Return every line below as is, leaving out the pictures.

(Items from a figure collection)
──────────

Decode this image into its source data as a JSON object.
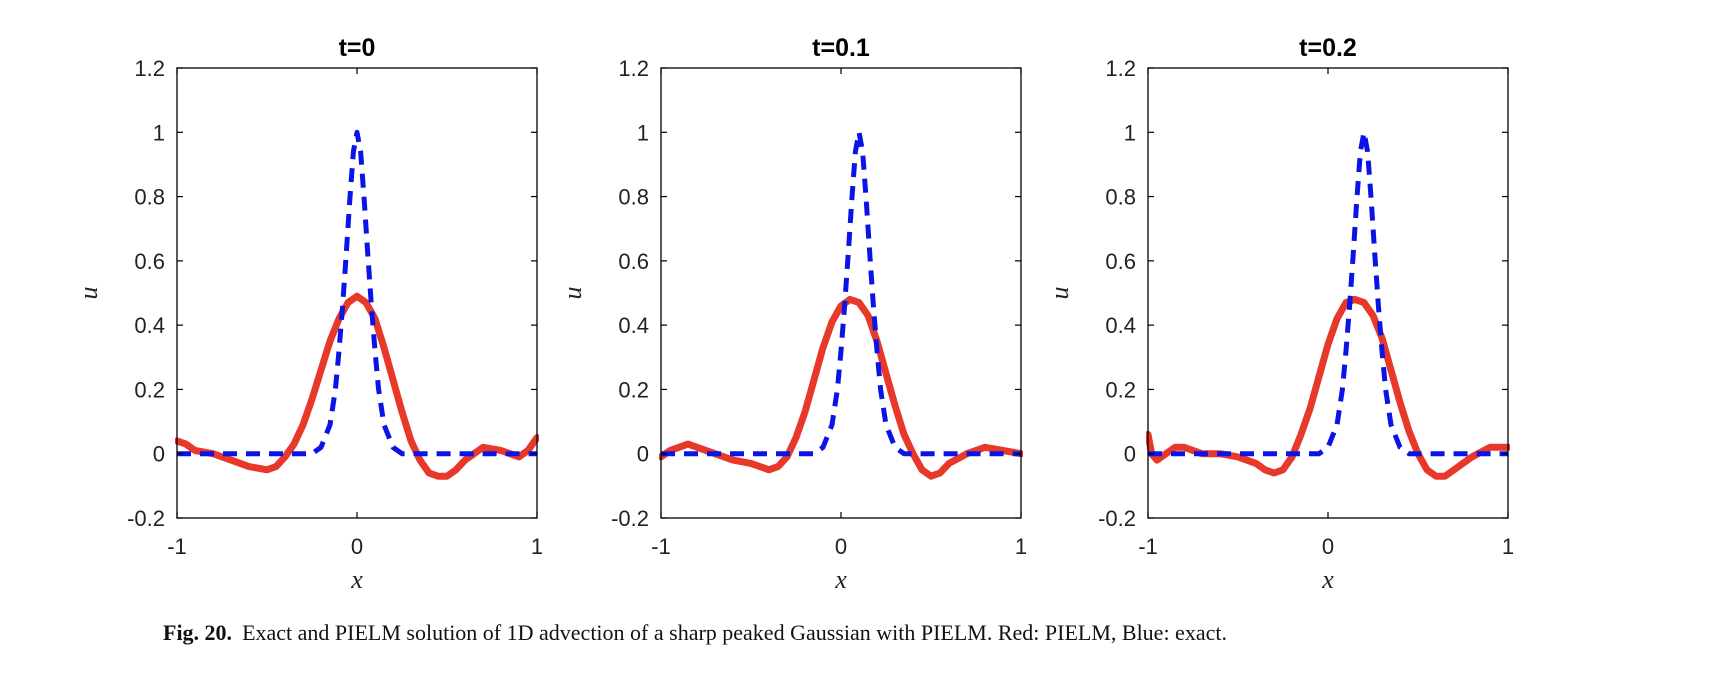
{
  "caption": {
    "label": "Fig. 20.",
    "text": "Exact and PIELM solution of 1D advection of a sharp peaked Gaussian with PIELM. Red: PIELM, Blue: exact."
  },
  "colors": {
    "pielm": "#e8382a",
    "exact": "#0a14e6",
    "axis": "#000000"
  },
  "chart_data": [
    {
      "type": "line",
      "title": "t=0",
      "xlabel": "x",
      "ylabel": "u",
      "xlim": [
        -1,
        1
      ],
      "ylim": [
        -0.2,
        1.2
      ],
      "xticks": [
        -1,
        0,
        1
      ],
      "xtick_labels": [
        "-1",
        "0",
        "1"
      ],
      "yticks": [
        -0.2,
        0,
        0.2,
        0.4,
        0.6,
        0.8,
        1,
        1.2
      ],
      "ytick_labels": [
        "-0.2",
        "0",
        "0.2",
        "0.4",
        "0.6",
        "0.8",
        "1",
        "1.2"
      ],
      "grid": false,
      "series": [
        {
          "style": "solid",
          "x": [
            -1,
            -0.95,
            -0.9,
            -0.8,
            -0.7,
            -0.6,
            -0.5,
            -0.45,
            -0.4,
            -0.35,
            -0.3,
            -0.25,
            -0.2,
            -0.15,
            -0.1,
            -0.05,
            0,
            0.05,
            0.1,
            0.15,
            0.2,
            0.25,
            0.3,
            0.35,
            0.4,
            0.45,
            0.5,
            0.55,
            0.6,
            0.7,
            0.8,
            0.9,
            0.95,
            1
          ],
          "y": [
            0.04,
            0.03,
            0.01,
            0,
            -0.02,
            -0.04,
            -0.05,
            -0.04,
            -0.01,
            0.03,
            0.09,
            0.17,
            0.26,
            0.35,
            0.42,
            0.47,
            0.49,
            0.47,
            0.42,
            0.33,
            0.23,
            0.13,
            0.04,
            -0.02,
            -0.06,
            -0.07,
            -0.07,
            -0.05,
            -0.02,
            0.02,
            0.01,
            -0.01,
            0.01,
            0.05
          ]
        },
        {
          "style": "dashed",
          "x": [
            -1,
            -0.25,
            -0.2,
            -0.15,
            -0.12,
            -0.1,
            -0.08,
            -0.06,
            -0.04,
            -0.02,
            0,
            0.02,
            0.04,
            0.06,
            0.08,
            0.1,
            0.12,
            0.15,
            0.2,
            0.25,
            1
          ],
          "y": [
            0,
            0,
            0.02,
            0.09,
            0.2,
            0.32,
            0.46,
            0.62,
            0.79,
            0.94,
            1.0,
            0.94,
            0.79,
            0.62,
            0.46,
            0.32,
            0.2,
            0.09,
            0.02,
            0,
            0
          ]
        }
      ]
    },
    {
      "type": "line",
      "title": "t=0.1",
      "xlabel": "x",
      "ylabel": "u",
      "xlim": [
        -1,
        1
      ],
      "ylim": [
        -0.2,
        1.2
      ],
      "xticks": [
        -1,
        0,
        1
      ],
      "xtick_labels": [
        "-1",
        "0",
        "1"
      ],
      "yticks": [
        -0.2,
        0,
        0.2,
        0.4,
        0.6,
        0.8,
        1,
        1.2
      ],
      "ytick_labels": [
        "-0.2",
        "0",
        "0.2",
        "0.4",
        "0.6",
        "0.8",
        "1",
        "1.2"
      ],
      "grid": false,
      "series": [
        {
          "style": "solid",
          "x": [
            -1,
            -0.95,
            -0.9,
            -0.85,
            -0.8,
            -0.7,
            -0.6,
            -0.5,
            -0.4,
            -0.35,
            -0.3,
            -0.25,
            -0.2,
            -0.15,
            -0.1,
            -0.05,
            0,
            0.05,
            0.1,
            0.15,
            0.2,
            0.25,
            0.3,
            0.35,
            0.4,
            0.45,
            0.5,
            0.55,
            0.6,
            0.7,
            0.8,
            0.9,
            1
          ],
          "y": [
            -0.01,
            0.01,
            0.02,
            0.03,
            0.02,
            0,
            -0.02,
            -0.03,
            -0.05,
            -0.04,
            -0.01,
            0.05,
            0.13,
            0.23,
            0.33,
            0.41,
            0.46,
            0.48,
            0.47,
            0.43,
            0.35,
            0.25,
            0.15,
            0.06,
            0,
            -0.05,
            -0.07,
            -0.06,
            -0.03,
            0,
            0.02,
            0.01,
            0
          ]
        },
        {
          "style": "dashed",
          "x": [
            -1,
            -0.15,
            -0.1,
            -0.05,
            -0.02,
            0,
            0.02,
            0.04,
            0.06,
            0.08,
            0.1,
            0.12,
            0.14,
            0.16,
            0.18,
            0.2,
            0.22,
            0.25,
            0.3,
            0.35,
            1
          ],
          "y": [
            0,
            0,
            0.02,
            0.09,
            0.2,
            0.32,
            0.46,
            0.62,
            0.79,
            0.94,
            1.0,
            0.94,
            0.79,
            0.62,
            0.46,
            0.32,
            0.2,
            0.09,
            0.02,
            0,
            0
          ]
        }
      ]
    },
    {
      "type": "line",
      "title": "t=0.2",
      "xlabel": "x",
      "ylabel": "u",
      "xlim": [
        -1,
        1
      ],
      "ylim": [
        -0.2,
        1.2
      ],
      "xticks": [
        -1,
        0,
        1
      ],
      "xtick_labels": [
        "-1",
        "0",
        "1"
      ],
      "yticks": [
        -0.2,
        0,
        0.2,
        0.4,
        0.6,
        0.8,
        1,
        1.2
      ],
      "ytick_labels": [
        "-0.2",
        "0",
        "0.2",
        "0.4",
        "0.6",
        "0.8",
        "1",
        "1.2"
      ],
      "grid": false,
      "series": [
        {
          "style": "solid",
          "x": [
            -1,
            -0.98,
            -0.95,
            -0.9,
            -0.85,
            -0.8,
            -0.7,
            -0.6,
            -0.5,
            -0.4,
            -0.35,
            -0.3,
            -0.25,
            -0.2,
            -0.15,
            -0.1,
            -0.05,
            0,
            0.05,
            0.1,
            0.15,
            0.2,
            0.25,
            0.3,
            0.35,
            0.4,
            0.45,
            0.5,
            0.55,
            0.6,
            0.65,
            0.7,
            0.8,
            0.9,
            1
          ],
          "y": [
            0.06,
            0,
            -0.02,
            0,
            0.02,
            0.02,
            0,
            0,
            -0.01,
            -0.03,
            -0.05,
            -0.06,
            -0.05,
            -0.01,
            0.06,
            0.14,
            0.24,
            0.34,
            0.42,
            0.47,
            0.48,
            0.47,
            0.43,
            0.36,
            0.26,
            0.16,
            0.07,
            0,
            -0.05,
            -0.07,
            -0.07,
            -0.05,
            -0.01,
            0.02,
            0.02
          ]
        },
        {
          "style": "dashed",
          "x": [
            -1,
            -0.05,
            0,
            0.05,
            0.08,
            0.1,
            0.12,
            0.14,
            0.16,
            0.18,
            0.2,
            0.22,
            0.24,
            0.26,
            0.28,
            0.3,
            0.32,
            0.35,
            0.4,
            0.45,
            1
          ],
          "y": [
            0,
            0,
            0.02,
            0.09,
            0.2,
            0.32,
            0.46,
            0.62,
            0.79,
            0.94,
            1.0,
            0.94,
            0.79,
            0.62,
            0.46,
            0.32,
            0.2,
            0.09,
            0.02,
            0,
            0
          ]
        }
      ]
    }
  ]
}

──────────

* _FINISHED EXERCISE_:
Decode this image into its source data as a JSON object.
{
  "caption": {
    "label": "Fig. 20.",
    "text": "Exact and PIELM solution of 1D advection of a sharp peaked Gaussian with PIELM. Red: PIELM, Blue: exact."
  },
  "colors": {
    "pielm": "#e8382a",
    "exact": "#0a14e6",
    "axis": "#000000"
  },
  "chart_data": [
    {
      "type": "line",
      "title": "t=0",
      "xlabel": "x",
      "ylabel": "u",
      "xlim": [
        -1,
        1
      ],
      "ylim": [
        -0.2,
        1.2
      ],
      "xticks": [
        -1,
        0,
        1
      ],
      "xtick_labels": [
        "-1",
        "0",
        "1"
      ],
      "yticks": [
        -0.2,
        0,
        0.2,
        0.4,
        0.6,
        0.8,
        1,
        1.2
      ],
      "ytick_labels": [
        "-0.2",
        "0",
        "0.2",
        "0.4",
        "0.6",
        "0.8",
        "1",
        "1.2"
      ],
      "grid": false,
      "series": [
        {
          "style": "solid",
          "x": [
            -1,
            -0.95,
            -0.9,
            -0.8,
            -0.7,
            -0.6,
            -0.5,
            -0.45,
            -0.4,
            -0.35,
            -0.3,
            -0.25,
            -0.2,
            -0.15,
            -0.1,
            -0.05,
            0,
            0.05,
            0.1,
            0.15,
            0.2,
            0.25,
            0.3,
            0.35,
            0.4,
            0.45,
            0.5,
            0.55,
            0.6,
            0.7,
            0.8,
            0.9,
            0.95,
            1
          ],
          "y": [
            0.04,
            0.03,
            0.01,
            0,
            -0.02,
            -0.04,
            -0.05,
            -0.04,
            -0.01,
            0.03,
            0.09,
            0.17,
            0.26,
            0.35,
            0.42,
            0.47,
            0.49,
            0.47,
            0.42,
            0.33,
            0.23,
            0.13,
            0.04,
            -0.02,
            -0.06,
            -0.07,
            -0.07,
            -0.05,
            -0.02,
            0.02,
            0.01,
            -0.01,
            0.01,
            0.05
          ]
        },
        {
          "style": "dashed",
          "x": [
            -1,
            -0.25,
            -0.2,
            -0.15,
            -0.12,
            -0.1,
            -0.08,
            -0.06,
            -0.04,
            -0.02,
            0,
            0.02,
            0.04,
            0.06,
            0.08,
            0.1,
            0.12,
            0.15,
            0.2,
            0.25,
            1
          ],
          "y": [
            0,
            0,
            0.02,
            0.09,
            0.2,
            0.32,
            0.46,
            0.62,
            0.79,
            0.94,
            1.0,
            0.94,
            0.79,
            0.62,
            0.46,
            0.32,
            0.2,
            0.09,
            0.02,
            0,
            0
          ]
        }
      ]
    },
    {
      "type": "line",
      "title": "t=0.1",
      "xlabel": "x",
      "ylabel": "u",
      "xlim": [
        -1,
        1
      ],
      "ylim": [
        -0.2,
        1.2
      ],
      "xticks": [
        -1,
        0,
        1
      ],
      "xtick_labels": [
        "-1",
        "0",
        "1"
      ],
      "yticks": [
        -0.2,
        0,
        0.2,
        0.4,
        0.6,
        0.8,
        1,
        1.2
      ],
      "ytick_labels": [
        "-0.2",
        "0",
        "0.2",
        "0.4",
        "0.6",
        "0.8",
        "1",
        "1.2"
      ],
      "grid": false,
      "series": [
        {
          "style": "solid",
          "x": [
            -1,
            -0.95,
            -0.9,
            -0.85,
            -0.8,
            -0.7,
            -0.6,
            -0.5,
            -0.4,
            -0.35,
            -0.3,
            -0.25,
            -0.2,
            -0.15,
            -0.1,
            -0.05,
            0,
            0.05,
            0.1,
            0.15,
            0.2,
            0.25,
            0.3,
            0.35,
            0.4,
            0.45,
            0.5,
            0.55,
            0.6,
            0.7,
            0.8,
            0.9,
            1
          ],
          "y": [
            -0.01,
            0.01,
            0.02,
            0.03,
            0.02,
            0,
            -0.02,
            -0.03,
            -0.05,
            -0.04,
            -0.01,
            0.05,
            0.13,
            0.23,
            0.33,
            0.41,
            0.46,
            0.48,
            0.47,
            0.43,
            0.35,
            0.25,
            0.15,
            0.06,
            0,
            -0.05,
            -0.07,
            -0.06,
            -0.03,
            0,
            0.02,
            0.01,
            0
          ]
        },
        {
          "style": "dashed",
          "x": [
            -1,
            -0.15,
            -0.1,
            -0.05,
            -0.02,
            0,
            0.02,
            0.04,
            0.06,
            0.08,
            0.1,
            0.12,
            0.14,
            0.16,
            0.18,
            0.2,
            0.22,
            0.25,
            0.3,
            0.35,
            1
          ],
          "y": [
            0,
            0,
            0.02,
            0.09,
            0.2,
            0.32,
            0.46,
            0.62,
            0.79,
            0.94,
            1.0,
            0.94,
            0.79,
            0.62,
            0.46,
            0.32,
            0.2,
            0.09,
            0.02,
            0,
            0
          ]
        }
      ]
    },
    {
      "type": "line",
      "title": "t=0.2",
      "xlabel": "x",
      "ylabel": "u",
      "xlim": [
        -1,
        1
      ],
      "ylim": [
        -0.2,
        1.2
      ],
      "xticks": [
        -1,
        0,
        1
      ],
      "xtick_labels": [
        "-1",
        "0",
        "1"
      ],
      "yticks": [
        -0.2,
        0,
        0.2,
        0.4,
        0.6,
        0.8,
        1,
        1.2
      ],
      "ytick_labels": [
        "-0.2",
        "0",
        "0.2",
        "0.4",
        "0.6",
        "0.8",
        "1",
        "1.2"
      ],
      "grid": false,
      "series": [
        {
          "style": "solid",
          "x": [
            -1,
            -0.98,
            -0.95,
            -0.9,
            -0.85,
            -0.8,
            -0.7,
            -0.6,
            -0.5,
            -0.4,
            -0.35,
            -0.3,
            -0.25,
            -0.2,
            -0.15,
            -0.1,
            -0.05,
            0,
            0.05,
            0.1,
            0.15,
            0.2,
            0.25,
            0.3,
            0.35,
            0.4,
            0.45,
            0.5,
            0.55,
            0.6,
            0.65,
            0.7,
            0.8,
            0.9,
            1
          ],
          "y": [
            0.06,
            0,
            -0.02,
            0,
            0.02,
            0.02,
            0,
            0,
            -0.01,
            -0.03,
            -0.05,
            -0.06,
            -0.05,
            -0.01,
            0.06,
            0.14,
            0.24,
            0.34,
            0.42,
            0.47,
            0.48,
            0.47,
            0.43,
            0.36,
            0.26,
            0.16,
            0.07,
            0,
            -0.05,
            -0.07,
            -0.07,
            -0.05,
            -0.01,
            0.02,
            0.02
          ]
        },
        {
          "style": "dashed",
          "x": [
            -1,
            -0.05,
            0,
            0.05,
            0.08,
            0.1,
            0.12,
            0.14,
            0.16,
            0.18,
            0.2,
            0.22,
            0.24,
            0.26,
            0.28,
            0.3,
            0.32,
            0.35,
            0.4,
            0.45,
            1
          ],
          "y": [
            0,
            0,
            0.02,
            0.09,
            0.2,
            0.32,
            0.46,
            0.62,
            0.79,
            0.94,
            1.0,
            0.94,
            0.79,
            0.62,
            0.46,
            0.32,
            0.2,
            0.09,
            0.02,
            0,
            0
          ]
        }
      ]
    }
  ]
}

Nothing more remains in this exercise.